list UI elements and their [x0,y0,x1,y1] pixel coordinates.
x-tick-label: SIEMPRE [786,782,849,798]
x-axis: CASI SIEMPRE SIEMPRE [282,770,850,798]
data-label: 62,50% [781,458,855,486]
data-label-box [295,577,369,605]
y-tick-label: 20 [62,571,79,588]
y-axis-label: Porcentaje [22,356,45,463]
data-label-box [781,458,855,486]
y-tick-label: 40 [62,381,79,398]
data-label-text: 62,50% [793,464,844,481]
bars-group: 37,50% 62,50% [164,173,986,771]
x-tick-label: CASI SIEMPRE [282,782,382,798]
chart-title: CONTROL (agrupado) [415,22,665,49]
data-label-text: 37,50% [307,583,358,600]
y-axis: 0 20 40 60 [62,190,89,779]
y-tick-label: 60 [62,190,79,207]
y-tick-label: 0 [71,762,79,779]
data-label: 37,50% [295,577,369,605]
——————————
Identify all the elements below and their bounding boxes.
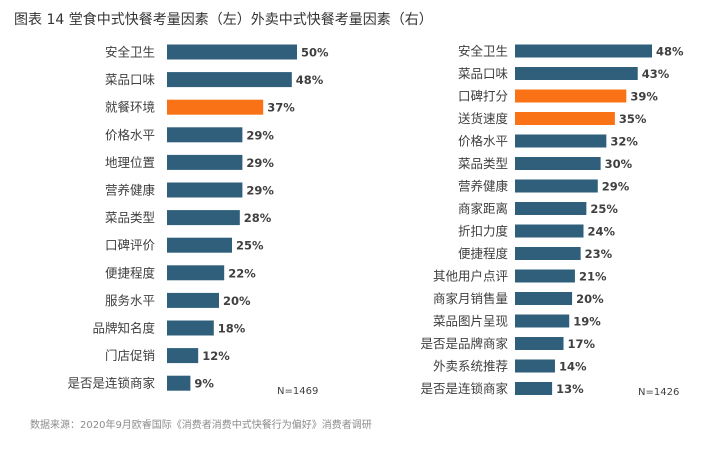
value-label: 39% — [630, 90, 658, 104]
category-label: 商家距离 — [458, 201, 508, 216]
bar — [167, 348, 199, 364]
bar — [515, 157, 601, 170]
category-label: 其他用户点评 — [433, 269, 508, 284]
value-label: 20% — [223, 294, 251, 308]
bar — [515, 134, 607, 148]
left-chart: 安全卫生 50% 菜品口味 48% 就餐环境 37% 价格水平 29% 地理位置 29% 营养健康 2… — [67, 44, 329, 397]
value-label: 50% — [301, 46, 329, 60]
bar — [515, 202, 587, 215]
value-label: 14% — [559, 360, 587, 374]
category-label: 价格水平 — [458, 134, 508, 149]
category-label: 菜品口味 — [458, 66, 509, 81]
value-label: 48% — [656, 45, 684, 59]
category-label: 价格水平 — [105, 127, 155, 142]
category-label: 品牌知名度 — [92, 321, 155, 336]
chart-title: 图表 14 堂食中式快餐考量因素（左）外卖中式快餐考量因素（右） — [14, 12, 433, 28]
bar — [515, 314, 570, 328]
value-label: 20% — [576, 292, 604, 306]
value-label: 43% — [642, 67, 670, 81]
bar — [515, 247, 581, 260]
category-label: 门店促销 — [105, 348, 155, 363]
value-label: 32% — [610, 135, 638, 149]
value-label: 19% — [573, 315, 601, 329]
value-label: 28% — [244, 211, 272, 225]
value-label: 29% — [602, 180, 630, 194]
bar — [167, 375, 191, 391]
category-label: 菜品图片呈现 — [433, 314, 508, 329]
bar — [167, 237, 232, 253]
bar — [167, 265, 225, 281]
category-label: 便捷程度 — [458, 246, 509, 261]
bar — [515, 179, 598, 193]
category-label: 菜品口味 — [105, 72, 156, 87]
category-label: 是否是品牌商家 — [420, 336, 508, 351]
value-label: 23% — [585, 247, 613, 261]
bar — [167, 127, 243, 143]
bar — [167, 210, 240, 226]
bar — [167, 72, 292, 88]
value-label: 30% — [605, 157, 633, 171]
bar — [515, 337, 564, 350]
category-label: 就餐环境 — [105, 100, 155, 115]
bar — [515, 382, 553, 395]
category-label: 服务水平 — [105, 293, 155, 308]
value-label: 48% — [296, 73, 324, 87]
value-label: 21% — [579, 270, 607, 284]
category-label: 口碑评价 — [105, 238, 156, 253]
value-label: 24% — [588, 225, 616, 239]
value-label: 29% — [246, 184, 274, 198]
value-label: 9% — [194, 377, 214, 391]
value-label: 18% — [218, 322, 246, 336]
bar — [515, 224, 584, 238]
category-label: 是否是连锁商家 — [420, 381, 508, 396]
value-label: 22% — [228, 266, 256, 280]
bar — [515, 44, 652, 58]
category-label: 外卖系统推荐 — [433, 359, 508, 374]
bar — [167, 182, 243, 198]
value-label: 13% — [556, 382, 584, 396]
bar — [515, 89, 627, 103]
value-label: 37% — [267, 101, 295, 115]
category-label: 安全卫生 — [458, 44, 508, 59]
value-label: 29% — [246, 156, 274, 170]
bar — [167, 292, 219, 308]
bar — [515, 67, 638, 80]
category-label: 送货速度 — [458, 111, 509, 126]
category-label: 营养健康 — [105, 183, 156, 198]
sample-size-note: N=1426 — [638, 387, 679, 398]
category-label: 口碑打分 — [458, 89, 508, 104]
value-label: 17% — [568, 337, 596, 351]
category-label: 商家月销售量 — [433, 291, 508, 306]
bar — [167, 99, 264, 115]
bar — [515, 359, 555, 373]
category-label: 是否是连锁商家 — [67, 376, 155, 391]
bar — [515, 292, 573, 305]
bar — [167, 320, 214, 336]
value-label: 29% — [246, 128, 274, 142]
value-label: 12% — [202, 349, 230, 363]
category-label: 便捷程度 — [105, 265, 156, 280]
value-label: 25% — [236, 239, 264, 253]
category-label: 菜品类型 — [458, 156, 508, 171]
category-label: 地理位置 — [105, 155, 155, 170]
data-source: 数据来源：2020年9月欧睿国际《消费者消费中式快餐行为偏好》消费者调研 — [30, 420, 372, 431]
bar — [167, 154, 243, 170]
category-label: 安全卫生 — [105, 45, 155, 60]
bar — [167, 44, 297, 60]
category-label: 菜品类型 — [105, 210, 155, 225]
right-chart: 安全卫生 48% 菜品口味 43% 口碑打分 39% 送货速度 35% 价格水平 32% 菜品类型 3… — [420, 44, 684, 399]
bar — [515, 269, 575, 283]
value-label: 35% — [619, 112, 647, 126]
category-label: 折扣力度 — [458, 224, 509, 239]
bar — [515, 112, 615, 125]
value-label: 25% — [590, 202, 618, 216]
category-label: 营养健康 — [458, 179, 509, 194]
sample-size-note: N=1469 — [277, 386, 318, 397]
——————————
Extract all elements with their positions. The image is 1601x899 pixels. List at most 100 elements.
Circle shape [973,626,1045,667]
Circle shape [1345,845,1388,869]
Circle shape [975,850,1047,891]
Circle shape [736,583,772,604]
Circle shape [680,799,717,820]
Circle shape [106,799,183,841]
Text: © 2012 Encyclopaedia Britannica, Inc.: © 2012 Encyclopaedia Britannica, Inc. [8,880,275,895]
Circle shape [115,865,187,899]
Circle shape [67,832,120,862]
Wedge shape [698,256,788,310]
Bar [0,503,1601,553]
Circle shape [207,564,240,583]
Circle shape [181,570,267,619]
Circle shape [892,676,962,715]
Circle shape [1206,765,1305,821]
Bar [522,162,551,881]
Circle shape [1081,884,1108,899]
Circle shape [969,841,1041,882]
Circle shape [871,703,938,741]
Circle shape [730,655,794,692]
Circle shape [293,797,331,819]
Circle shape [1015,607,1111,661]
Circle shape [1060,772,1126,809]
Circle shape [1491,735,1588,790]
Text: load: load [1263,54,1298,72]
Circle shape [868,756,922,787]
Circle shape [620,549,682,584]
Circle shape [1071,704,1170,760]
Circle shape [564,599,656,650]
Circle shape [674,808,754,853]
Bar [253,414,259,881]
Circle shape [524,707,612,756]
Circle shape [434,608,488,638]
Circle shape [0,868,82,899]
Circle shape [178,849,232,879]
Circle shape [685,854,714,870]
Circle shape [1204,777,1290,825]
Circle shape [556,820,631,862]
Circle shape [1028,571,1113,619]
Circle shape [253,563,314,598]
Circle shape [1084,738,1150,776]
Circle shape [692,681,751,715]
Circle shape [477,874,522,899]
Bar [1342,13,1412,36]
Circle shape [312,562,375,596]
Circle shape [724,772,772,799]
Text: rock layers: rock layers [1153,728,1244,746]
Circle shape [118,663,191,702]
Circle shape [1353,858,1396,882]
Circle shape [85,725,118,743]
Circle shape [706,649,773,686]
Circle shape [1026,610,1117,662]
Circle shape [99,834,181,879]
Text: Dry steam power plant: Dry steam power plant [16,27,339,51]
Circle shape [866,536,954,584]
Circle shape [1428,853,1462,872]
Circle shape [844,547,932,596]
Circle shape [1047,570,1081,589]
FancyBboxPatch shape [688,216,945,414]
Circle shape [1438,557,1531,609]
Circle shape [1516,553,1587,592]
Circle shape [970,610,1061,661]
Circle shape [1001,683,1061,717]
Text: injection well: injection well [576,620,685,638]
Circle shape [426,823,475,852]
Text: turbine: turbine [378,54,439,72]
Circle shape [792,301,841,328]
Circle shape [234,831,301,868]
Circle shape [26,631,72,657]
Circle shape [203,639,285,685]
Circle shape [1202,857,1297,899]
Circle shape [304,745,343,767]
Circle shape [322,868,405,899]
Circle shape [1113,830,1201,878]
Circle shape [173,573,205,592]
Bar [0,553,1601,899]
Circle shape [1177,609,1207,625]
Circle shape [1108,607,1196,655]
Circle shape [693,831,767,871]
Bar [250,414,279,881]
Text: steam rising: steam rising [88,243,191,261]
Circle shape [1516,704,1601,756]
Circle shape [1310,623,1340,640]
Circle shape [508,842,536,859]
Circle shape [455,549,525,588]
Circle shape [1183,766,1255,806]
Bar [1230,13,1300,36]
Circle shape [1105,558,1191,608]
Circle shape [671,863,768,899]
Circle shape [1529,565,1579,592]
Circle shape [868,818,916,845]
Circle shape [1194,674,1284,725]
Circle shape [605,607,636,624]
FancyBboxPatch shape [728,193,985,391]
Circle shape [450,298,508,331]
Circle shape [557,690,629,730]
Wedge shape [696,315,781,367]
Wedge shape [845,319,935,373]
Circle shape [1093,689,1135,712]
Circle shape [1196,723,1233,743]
——————————
## EXERCISE DIRECTIONS
Give the stretch of data from the line containing "list UI elements" through the line containing "data-label: 37,50% [295,577,369,605]", both ends included, as a JSON list of strings with one string per line and blank lines left out.

## FINISHED EXERCISE
[
  "list UI elements and their [x0,y0,x1,y1] pixel coordinates.",
  "x-tick-label: SIEMPRE [786,782,849,798]",
  "x-axis: CASI SIEMPRE SIEMPRE [282,770,850,798]",
  "data-label: 62,50% [781,458,855,486]",
  "data-label-box [295,577,369,605]",
  "y-tick-label: 20 [62,571,79,588]",
  "y-axis-label: Porcentaje [22,356,45,463]",
  "data-label-box [781,458,855,486]",
  "y-tick-label: 40 [62,381,79,398]",
  "data-label-text: 62,50% [793,464,844,481]",
  "bars-group: 37,50% 62,50% [164,173,986,771]",
  "x-tick-label: CASI SIEMPRE [282,782,382,798]",
  "chart-title: CONTROL (agrupado) [415,22,665,49]",
  "data-label-text: 37,50% [307,583,358,600]",
  "y-axis: 0 20 40 60 [62,190,89,779]",
  "y-tick-label: 60 [62,190,79,207]",
  "y-tick-label: 0 [71,762,79,779]",
  "data-label: 37,50% [295,577,369,605]"
]